**Directions for this task**. Below are records; count the lines in them that hold "discharge" and give only the count.

Records contained in a dataset
★ ★ ★

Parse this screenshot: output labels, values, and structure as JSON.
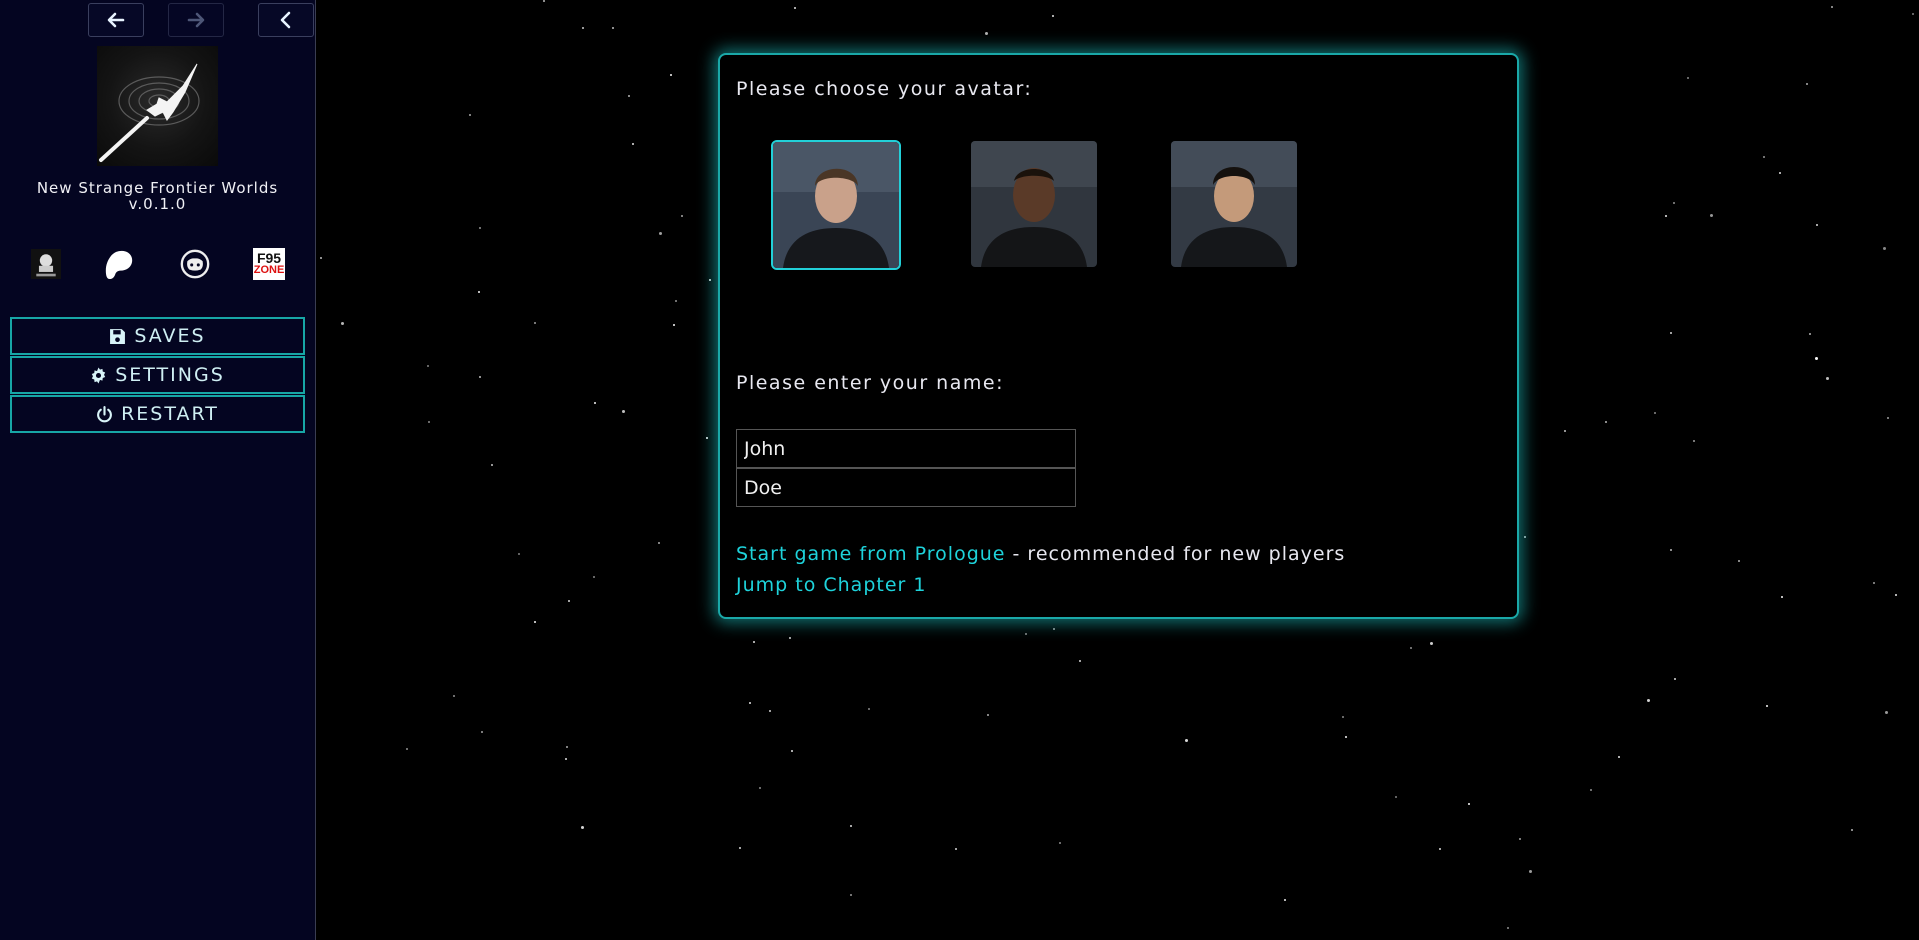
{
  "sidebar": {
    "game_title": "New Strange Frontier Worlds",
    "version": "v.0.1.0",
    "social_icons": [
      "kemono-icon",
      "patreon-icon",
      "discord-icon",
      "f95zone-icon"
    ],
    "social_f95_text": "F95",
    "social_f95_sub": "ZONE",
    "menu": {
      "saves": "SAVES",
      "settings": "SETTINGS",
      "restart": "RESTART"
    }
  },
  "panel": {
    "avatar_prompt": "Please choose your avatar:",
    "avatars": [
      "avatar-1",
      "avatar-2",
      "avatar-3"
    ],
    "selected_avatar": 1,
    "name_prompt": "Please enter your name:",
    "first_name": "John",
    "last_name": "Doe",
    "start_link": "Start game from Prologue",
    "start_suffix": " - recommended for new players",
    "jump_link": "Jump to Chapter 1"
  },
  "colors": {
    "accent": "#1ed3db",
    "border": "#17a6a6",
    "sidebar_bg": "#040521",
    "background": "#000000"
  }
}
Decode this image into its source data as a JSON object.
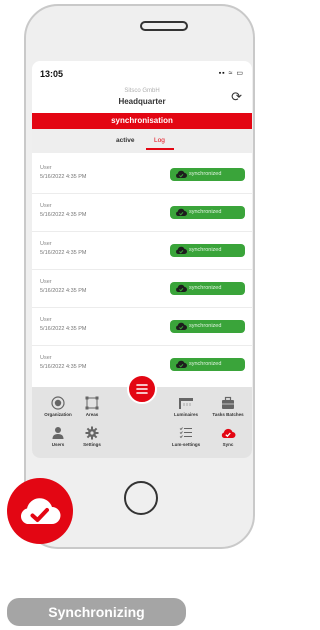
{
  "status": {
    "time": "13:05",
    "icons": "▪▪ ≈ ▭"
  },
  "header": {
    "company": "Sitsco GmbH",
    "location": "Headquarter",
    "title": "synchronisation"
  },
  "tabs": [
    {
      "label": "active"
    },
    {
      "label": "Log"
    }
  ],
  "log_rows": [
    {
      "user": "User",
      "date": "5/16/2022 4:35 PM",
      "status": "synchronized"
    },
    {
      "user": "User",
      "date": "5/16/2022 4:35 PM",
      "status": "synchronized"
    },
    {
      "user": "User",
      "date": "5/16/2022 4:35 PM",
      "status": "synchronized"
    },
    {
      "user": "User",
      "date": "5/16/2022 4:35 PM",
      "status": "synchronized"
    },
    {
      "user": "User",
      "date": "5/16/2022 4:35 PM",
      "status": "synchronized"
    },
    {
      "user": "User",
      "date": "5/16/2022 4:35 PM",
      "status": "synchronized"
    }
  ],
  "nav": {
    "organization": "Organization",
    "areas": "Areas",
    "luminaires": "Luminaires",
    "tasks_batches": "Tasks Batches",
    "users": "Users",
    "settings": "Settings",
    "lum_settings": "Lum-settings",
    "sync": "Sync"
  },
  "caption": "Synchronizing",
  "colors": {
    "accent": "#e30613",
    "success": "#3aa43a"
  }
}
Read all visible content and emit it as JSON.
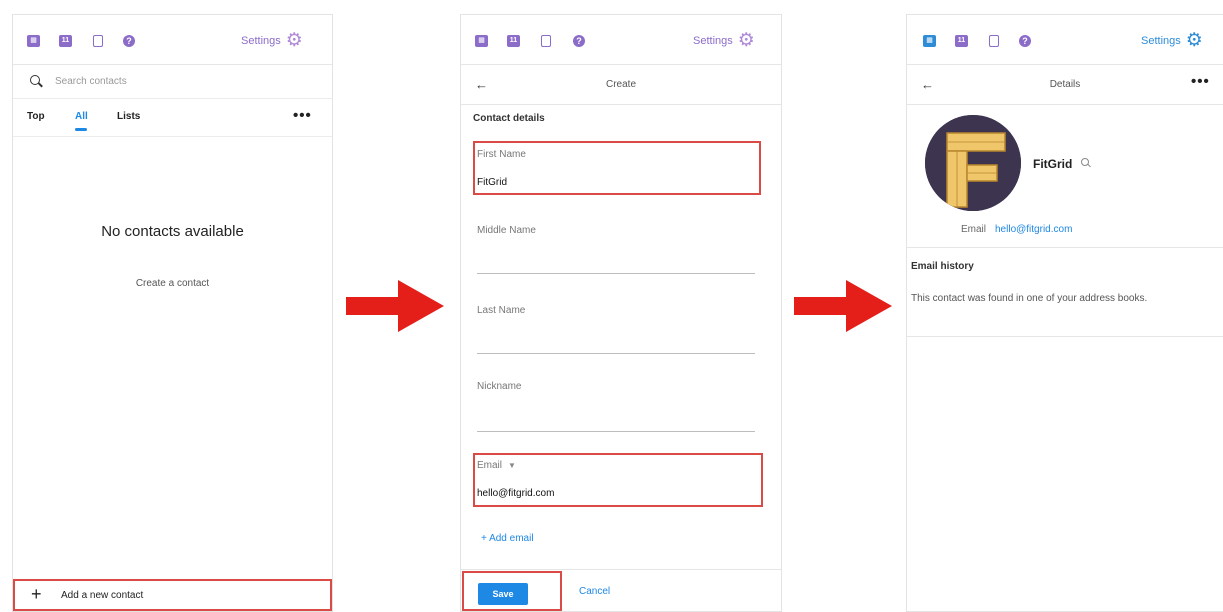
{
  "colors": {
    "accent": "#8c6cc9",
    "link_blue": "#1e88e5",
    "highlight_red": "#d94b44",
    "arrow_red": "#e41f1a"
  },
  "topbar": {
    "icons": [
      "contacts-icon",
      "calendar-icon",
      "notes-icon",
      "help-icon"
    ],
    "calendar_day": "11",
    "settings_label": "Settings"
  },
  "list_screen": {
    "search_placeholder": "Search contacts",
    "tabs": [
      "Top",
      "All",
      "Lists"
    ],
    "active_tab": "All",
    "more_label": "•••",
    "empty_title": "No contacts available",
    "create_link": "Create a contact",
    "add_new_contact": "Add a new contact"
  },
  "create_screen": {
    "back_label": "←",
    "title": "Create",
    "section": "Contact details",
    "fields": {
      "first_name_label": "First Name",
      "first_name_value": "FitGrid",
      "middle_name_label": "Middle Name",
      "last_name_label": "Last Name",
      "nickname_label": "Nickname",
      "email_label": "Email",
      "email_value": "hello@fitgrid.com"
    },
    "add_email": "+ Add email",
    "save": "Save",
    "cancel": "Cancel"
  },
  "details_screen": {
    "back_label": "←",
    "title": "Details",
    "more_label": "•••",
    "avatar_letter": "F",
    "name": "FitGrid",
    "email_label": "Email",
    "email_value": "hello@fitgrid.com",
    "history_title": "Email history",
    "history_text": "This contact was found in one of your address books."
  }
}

★ ★ ★

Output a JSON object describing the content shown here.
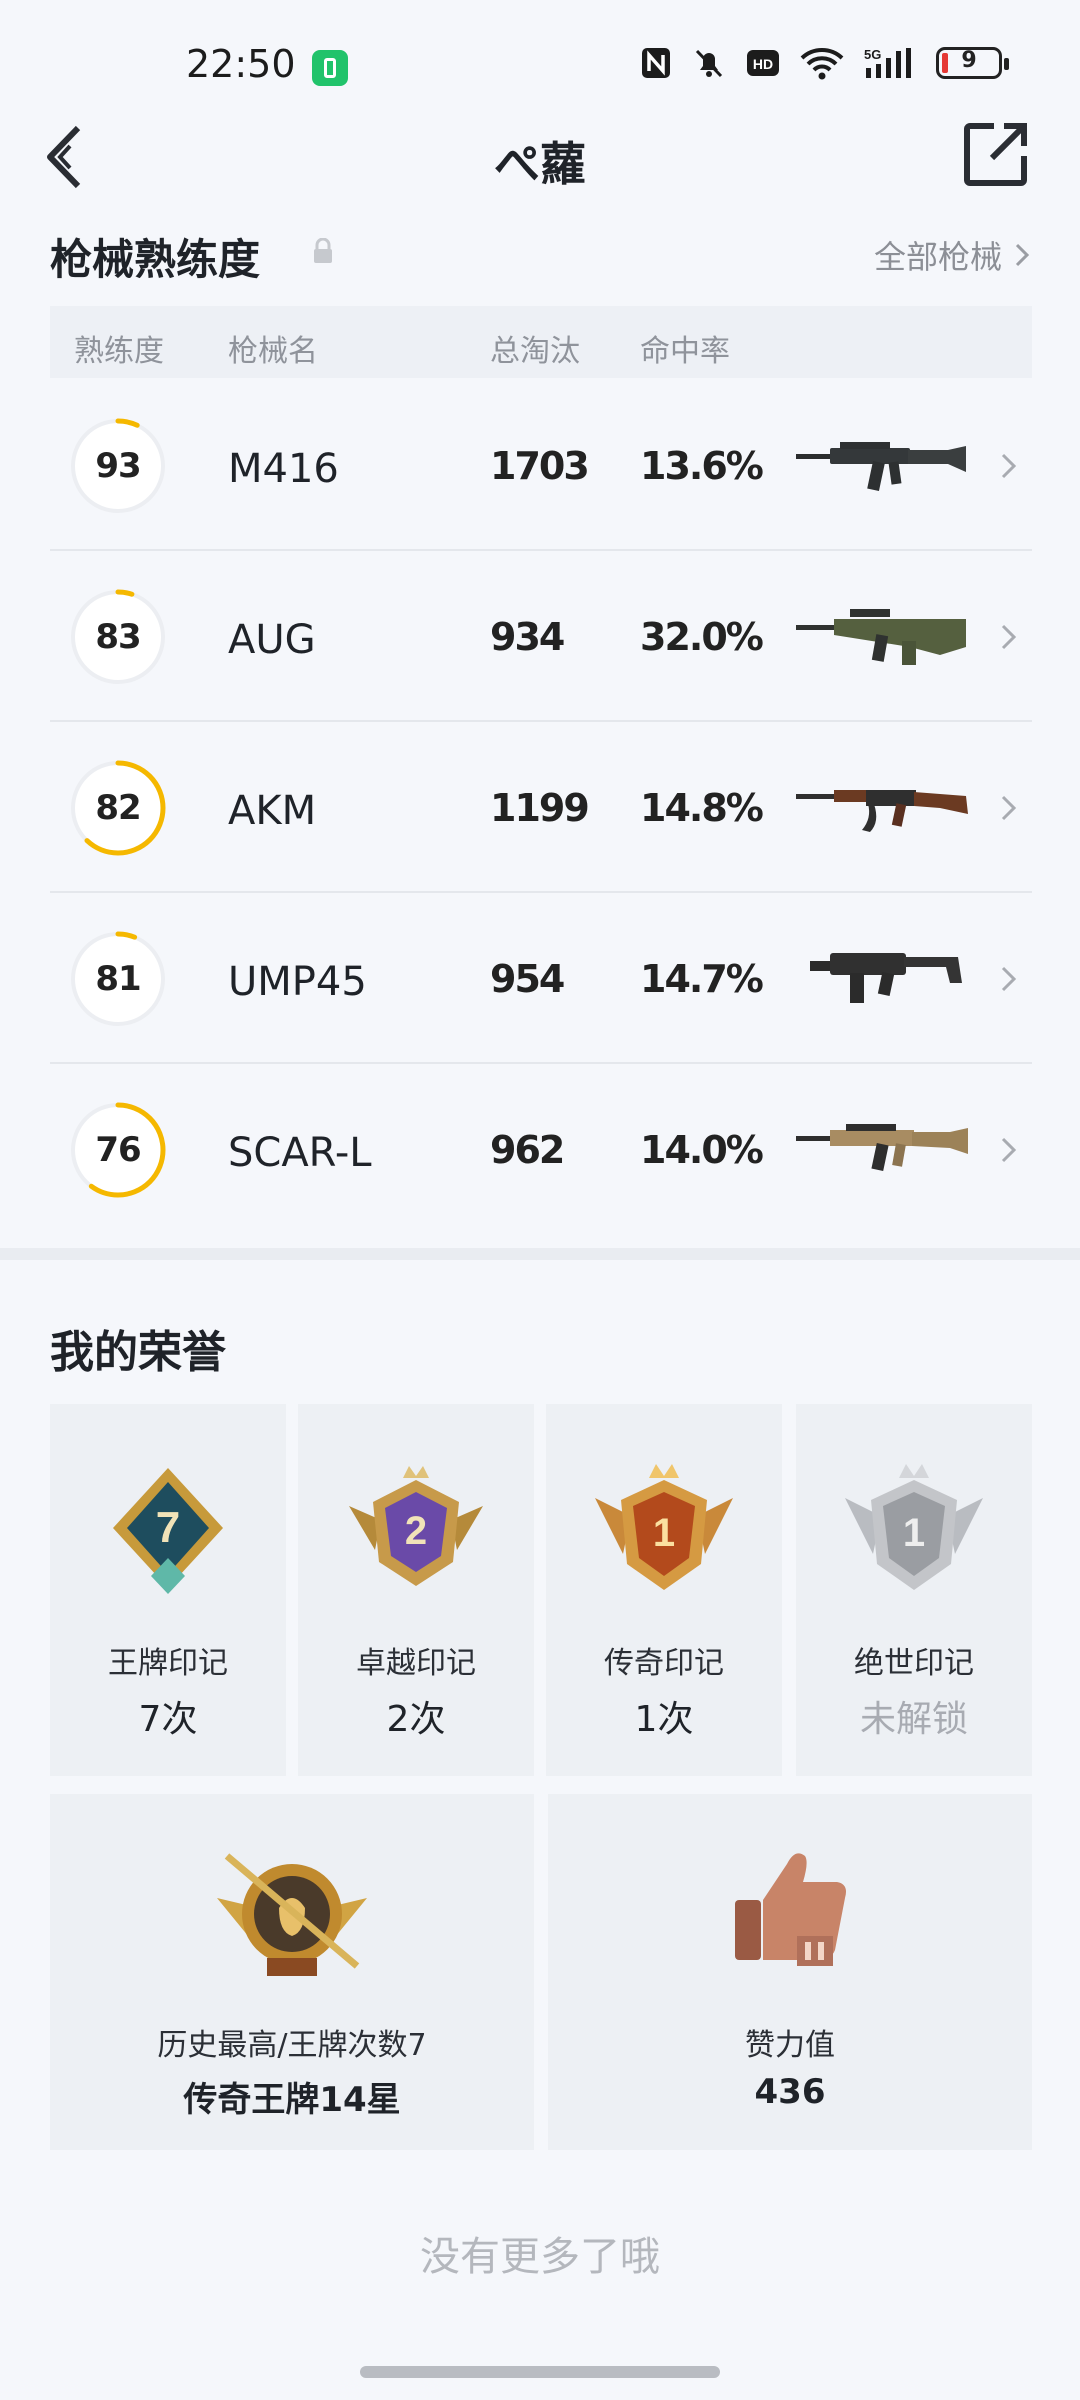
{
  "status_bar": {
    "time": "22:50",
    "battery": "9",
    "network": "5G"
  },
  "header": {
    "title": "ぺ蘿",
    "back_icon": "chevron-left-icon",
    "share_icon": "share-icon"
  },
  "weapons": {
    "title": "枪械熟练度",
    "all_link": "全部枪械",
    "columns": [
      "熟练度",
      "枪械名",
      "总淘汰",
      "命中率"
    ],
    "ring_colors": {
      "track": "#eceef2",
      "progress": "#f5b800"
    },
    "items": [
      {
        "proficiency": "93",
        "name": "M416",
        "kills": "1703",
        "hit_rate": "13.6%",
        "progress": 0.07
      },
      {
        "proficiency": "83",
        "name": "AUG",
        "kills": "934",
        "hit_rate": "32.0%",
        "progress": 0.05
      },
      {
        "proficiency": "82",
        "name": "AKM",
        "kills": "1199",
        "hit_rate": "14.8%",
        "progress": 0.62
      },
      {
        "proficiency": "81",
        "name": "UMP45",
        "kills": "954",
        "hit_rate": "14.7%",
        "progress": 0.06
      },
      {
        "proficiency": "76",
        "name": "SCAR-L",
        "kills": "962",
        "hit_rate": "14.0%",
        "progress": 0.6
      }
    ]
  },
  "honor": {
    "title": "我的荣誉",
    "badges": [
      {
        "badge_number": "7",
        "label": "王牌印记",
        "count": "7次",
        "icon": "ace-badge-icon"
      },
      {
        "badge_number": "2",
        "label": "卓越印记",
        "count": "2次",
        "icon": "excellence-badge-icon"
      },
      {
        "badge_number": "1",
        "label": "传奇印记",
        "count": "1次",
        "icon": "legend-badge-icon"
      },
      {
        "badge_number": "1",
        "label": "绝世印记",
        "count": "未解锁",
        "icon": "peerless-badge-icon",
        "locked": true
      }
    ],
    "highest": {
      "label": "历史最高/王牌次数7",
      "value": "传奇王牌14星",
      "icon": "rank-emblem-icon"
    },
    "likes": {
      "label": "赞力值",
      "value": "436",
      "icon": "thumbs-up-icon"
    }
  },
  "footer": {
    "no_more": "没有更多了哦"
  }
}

★ ★ ★

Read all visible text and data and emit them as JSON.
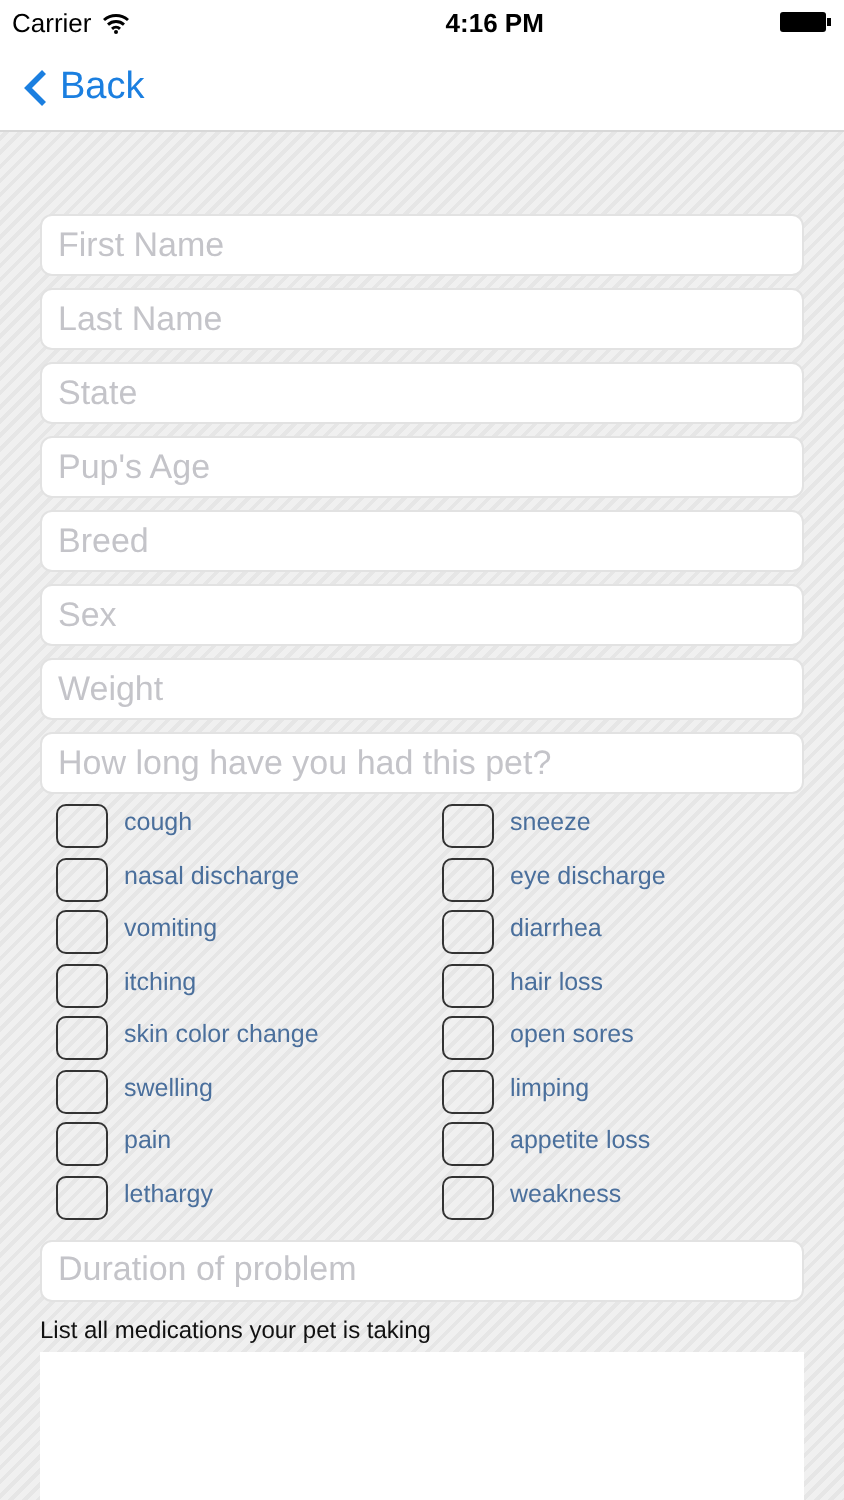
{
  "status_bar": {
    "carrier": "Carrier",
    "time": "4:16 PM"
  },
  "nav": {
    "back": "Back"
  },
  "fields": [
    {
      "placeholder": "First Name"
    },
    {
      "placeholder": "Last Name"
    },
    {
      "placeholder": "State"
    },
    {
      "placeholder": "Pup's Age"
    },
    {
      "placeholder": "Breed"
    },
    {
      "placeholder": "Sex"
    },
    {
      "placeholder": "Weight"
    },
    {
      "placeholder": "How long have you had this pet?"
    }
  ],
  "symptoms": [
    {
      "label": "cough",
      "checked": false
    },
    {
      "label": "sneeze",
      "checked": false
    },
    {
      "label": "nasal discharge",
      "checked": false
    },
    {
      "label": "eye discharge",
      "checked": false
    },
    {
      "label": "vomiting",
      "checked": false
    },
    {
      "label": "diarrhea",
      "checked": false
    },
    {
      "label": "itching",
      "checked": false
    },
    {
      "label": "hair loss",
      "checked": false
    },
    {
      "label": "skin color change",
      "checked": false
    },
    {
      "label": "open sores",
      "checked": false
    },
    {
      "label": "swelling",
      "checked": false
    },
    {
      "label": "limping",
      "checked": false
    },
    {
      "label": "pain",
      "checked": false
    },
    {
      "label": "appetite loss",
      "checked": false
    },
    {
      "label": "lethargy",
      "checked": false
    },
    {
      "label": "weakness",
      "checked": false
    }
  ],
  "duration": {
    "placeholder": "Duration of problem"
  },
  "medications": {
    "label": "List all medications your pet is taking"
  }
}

★ ★ ★

**Complete output**. 2